__Aim of the task__
List each line of the data that holds the string "结合作品讲解".

__Exercise material__
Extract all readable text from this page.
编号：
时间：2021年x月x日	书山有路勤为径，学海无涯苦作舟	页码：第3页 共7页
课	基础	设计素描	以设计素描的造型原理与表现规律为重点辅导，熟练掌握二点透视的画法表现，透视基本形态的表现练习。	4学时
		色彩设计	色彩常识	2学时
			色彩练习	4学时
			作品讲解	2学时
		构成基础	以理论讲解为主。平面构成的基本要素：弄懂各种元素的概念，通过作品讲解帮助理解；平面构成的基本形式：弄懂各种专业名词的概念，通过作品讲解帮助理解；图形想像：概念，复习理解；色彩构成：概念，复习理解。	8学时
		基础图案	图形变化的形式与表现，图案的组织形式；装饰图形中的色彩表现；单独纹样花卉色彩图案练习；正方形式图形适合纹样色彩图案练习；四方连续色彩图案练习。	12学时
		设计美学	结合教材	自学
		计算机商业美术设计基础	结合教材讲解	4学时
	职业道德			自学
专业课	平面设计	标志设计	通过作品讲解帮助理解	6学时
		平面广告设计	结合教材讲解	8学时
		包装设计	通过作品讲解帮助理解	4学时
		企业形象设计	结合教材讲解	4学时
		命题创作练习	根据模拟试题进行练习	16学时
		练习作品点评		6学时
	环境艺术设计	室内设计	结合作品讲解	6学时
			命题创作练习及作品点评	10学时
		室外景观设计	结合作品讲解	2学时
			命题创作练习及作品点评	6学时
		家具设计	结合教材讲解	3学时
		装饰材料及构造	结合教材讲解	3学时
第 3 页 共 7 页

__Final result__
	环境艺术设计	室内设计	结合作品讲解	6学时
		室外景观设计	结合作品讲解	2学时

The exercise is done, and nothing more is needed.